## What is being asked
Which lines contain the string "content"? Please list every one of them.

[A block of data]

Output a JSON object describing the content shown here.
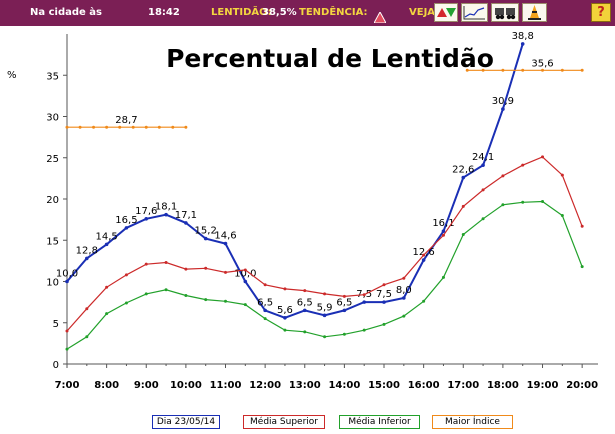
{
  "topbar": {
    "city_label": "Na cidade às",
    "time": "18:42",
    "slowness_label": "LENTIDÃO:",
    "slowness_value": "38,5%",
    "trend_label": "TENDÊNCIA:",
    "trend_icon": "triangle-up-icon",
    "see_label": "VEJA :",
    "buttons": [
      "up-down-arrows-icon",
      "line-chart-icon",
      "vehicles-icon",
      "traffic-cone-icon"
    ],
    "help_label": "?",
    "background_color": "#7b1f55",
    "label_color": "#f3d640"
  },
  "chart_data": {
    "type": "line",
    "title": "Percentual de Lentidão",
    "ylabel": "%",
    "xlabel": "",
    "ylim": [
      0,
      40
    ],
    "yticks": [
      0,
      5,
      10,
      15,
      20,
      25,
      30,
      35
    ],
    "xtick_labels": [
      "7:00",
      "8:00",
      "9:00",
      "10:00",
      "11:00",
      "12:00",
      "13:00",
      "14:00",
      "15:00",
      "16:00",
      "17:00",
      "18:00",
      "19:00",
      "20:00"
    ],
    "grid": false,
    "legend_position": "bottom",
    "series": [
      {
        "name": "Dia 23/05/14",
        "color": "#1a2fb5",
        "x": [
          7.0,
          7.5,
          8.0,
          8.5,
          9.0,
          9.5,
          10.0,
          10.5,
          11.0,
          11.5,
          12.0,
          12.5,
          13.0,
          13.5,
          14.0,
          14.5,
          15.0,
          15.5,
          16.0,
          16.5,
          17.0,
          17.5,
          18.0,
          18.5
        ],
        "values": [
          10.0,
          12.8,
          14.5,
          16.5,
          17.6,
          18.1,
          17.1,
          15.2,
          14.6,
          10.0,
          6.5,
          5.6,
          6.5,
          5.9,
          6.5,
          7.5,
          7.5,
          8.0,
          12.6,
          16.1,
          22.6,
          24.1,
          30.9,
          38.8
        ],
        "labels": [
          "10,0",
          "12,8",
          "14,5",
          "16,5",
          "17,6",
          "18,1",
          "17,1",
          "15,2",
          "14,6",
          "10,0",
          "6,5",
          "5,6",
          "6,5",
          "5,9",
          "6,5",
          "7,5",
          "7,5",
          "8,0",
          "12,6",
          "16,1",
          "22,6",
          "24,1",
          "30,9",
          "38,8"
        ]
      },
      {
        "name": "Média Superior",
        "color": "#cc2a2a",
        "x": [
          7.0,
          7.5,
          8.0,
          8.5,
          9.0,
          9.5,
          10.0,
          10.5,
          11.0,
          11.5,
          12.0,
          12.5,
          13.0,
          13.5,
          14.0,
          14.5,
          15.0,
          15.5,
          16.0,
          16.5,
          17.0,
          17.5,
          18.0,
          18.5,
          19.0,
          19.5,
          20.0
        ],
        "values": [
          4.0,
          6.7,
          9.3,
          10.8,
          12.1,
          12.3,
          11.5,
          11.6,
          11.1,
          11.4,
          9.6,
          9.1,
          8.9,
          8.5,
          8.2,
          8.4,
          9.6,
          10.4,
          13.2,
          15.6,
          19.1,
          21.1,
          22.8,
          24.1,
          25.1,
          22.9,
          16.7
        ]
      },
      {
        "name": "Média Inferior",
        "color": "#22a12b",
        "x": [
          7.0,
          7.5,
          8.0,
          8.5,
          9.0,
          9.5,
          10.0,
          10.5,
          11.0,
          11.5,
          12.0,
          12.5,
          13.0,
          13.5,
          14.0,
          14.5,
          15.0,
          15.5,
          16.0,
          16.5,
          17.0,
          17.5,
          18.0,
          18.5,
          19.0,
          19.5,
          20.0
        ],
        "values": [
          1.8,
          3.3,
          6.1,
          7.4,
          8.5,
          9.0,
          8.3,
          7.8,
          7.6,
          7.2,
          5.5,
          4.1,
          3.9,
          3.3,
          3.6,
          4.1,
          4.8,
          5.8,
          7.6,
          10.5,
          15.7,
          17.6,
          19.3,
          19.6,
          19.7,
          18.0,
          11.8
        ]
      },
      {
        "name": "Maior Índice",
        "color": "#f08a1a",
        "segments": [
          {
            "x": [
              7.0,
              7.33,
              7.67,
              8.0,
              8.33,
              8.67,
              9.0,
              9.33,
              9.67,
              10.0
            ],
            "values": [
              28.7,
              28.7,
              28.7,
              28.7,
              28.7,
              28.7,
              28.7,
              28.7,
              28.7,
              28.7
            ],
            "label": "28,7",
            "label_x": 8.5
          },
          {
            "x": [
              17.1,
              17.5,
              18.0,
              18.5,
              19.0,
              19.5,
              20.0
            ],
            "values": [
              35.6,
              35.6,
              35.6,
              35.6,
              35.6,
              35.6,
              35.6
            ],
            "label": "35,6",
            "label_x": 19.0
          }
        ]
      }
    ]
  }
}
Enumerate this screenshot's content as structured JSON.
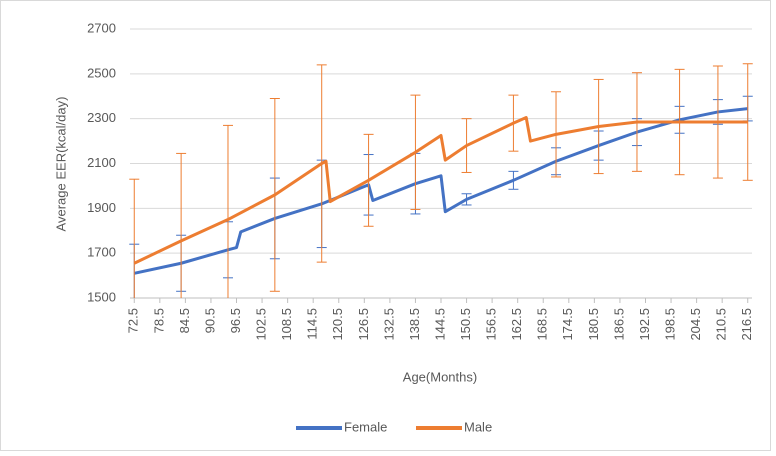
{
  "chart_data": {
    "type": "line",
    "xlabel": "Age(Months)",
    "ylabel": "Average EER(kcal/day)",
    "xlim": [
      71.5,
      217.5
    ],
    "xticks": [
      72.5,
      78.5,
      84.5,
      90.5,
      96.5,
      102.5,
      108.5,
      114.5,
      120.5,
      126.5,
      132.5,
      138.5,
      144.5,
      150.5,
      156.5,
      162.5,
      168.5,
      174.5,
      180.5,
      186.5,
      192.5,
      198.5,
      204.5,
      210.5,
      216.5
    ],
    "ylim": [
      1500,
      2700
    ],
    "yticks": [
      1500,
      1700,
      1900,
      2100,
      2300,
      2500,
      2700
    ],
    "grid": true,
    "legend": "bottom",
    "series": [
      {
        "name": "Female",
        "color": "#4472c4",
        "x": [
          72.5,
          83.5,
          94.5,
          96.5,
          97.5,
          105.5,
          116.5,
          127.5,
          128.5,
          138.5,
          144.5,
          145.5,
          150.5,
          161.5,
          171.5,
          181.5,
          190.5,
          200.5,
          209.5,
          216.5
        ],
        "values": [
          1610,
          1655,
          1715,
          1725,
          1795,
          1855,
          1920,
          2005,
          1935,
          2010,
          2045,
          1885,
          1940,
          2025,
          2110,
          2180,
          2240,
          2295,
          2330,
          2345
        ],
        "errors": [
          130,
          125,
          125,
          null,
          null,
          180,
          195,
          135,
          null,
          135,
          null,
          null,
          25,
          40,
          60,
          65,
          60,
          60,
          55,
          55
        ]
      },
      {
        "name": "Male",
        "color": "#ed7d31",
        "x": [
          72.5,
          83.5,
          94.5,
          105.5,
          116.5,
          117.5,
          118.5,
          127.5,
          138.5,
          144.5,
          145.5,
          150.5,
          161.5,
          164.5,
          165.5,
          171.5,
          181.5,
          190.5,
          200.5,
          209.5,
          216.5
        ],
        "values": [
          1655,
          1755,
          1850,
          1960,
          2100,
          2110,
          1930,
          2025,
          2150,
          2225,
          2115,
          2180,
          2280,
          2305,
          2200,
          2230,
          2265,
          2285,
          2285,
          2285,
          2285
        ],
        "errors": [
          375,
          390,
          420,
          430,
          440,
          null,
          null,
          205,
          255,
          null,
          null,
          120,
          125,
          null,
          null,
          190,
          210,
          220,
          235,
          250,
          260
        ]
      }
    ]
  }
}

==

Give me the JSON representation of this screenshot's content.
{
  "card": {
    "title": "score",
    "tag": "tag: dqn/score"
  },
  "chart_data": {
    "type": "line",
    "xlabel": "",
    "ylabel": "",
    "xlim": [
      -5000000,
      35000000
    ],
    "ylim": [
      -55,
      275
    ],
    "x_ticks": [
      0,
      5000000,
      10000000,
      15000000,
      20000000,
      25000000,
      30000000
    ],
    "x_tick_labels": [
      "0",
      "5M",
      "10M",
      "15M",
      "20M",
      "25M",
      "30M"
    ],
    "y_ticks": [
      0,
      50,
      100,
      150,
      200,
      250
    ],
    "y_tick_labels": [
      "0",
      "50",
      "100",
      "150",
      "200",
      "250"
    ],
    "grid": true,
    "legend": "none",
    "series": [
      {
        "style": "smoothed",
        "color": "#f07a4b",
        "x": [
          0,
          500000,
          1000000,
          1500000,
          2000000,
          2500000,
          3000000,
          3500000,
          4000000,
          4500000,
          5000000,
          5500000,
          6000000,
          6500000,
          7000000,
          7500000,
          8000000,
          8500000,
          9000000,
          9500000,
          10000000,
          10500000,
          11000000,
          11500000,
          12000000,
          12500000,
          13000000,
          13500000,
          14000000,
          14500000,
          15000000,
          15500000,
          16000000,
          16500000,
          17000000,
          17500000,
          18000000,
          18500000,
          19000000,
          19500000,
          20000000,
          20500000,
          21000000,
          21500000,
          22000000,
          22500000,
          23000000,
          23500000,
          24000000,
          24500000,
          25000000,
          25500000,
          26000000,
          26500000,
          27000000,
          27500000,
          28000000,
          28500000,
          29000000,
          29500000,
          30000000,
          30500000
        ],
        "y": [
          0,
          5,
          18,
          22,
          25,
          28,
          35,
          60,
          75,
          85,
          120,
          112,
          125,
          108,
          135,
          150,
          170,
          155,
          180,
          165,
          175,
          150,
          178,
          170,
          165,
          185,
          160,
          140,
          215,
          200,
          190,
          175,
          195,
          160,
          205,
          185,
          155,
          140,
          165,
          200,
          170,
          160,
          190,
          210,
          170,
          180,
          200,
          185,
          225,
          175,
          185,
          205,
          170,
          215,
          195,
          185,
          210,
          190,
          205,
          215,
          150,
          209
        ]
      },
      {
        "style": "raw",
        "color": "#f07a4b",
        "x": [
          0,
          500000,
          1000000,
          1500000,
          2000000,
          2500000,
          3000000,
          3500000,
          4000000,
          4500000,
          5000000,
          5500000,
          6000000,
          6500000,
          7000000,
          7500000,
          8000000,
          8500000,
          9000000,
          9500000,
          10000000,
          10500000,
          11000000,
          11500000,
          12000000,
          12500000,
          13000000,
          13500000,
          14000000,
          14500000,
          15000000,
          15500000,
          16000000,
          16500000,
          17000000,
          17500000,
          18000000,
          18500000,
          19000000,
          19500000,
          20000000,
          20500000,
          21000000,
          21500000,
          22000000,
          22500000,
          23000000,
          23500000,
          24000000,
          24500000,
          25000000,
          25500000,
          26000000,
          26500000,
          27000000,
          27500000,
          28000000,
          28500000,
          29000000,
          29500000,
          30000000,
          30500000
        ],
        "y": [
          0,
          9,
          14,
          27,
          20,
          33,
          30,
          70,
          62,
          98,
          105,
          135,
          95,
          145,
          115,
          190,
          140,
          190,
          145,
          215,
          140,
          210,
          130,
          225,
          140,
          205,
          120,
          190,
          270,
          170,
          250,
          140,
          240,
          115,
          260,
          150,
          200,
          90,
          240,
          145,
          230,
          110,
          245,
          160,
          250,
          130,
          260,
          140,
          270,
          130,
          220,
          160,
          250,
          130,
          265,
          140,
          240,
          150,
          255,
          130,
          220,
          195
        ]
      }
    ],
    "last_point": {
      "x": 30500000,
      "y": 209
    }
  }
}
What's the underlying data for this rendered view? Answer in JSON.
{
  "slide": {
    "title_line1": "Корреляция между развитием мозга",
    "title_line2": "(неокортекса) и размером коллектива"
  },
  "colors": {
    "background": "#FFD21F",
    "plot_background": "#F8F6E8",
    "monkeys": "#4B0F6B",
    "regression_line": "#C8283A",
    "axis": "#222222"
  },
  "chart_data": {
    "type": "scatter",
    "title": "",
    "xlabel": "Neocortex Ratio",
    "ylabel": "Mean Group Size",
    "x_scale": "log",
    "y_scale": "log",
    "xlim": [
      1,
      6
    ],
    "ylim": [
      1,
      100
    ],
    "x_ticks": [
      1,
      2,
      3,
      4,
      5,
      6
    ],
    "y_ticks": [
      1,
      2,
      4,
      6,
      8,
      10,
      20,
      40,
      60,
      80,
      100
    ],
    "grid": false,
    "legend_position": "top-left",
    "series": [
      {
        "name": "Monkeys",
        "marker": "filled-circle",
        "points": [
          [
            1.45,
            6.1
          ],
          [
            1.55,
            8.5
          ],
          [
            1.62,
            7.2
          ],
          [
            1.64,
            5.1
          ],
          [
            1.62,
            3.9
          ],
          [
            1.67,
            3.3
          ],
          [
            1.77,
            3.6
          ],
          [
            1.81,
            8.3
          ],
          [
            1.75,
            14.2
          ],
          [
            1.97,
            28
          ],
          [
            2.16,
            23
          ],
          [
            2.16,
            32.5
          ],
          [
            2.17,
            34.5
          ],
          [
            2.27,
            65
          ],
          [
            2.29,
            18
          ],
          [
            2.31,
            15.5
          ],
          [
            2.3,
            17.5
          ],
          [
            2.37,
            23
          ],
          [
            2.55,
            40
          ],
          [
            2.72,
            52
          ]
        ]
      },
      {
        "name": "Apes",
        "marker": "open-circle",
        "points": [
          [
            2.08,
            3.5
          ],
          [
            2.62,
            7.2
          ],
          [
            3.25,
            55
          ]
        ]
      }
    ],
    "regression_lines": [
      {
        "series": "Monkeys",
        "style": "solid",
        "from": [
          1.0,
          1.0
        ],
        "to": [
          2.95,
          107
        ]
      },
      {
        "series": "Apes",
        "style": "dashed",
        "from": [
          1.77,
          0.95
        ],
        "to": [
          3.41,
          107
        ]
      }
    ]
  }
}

## Solution to the exercise
Output a JSON object describing the content shown here.
Enumerate this screenshot's content as structured JSON.
Give me the JSON representation of this screenshot's content.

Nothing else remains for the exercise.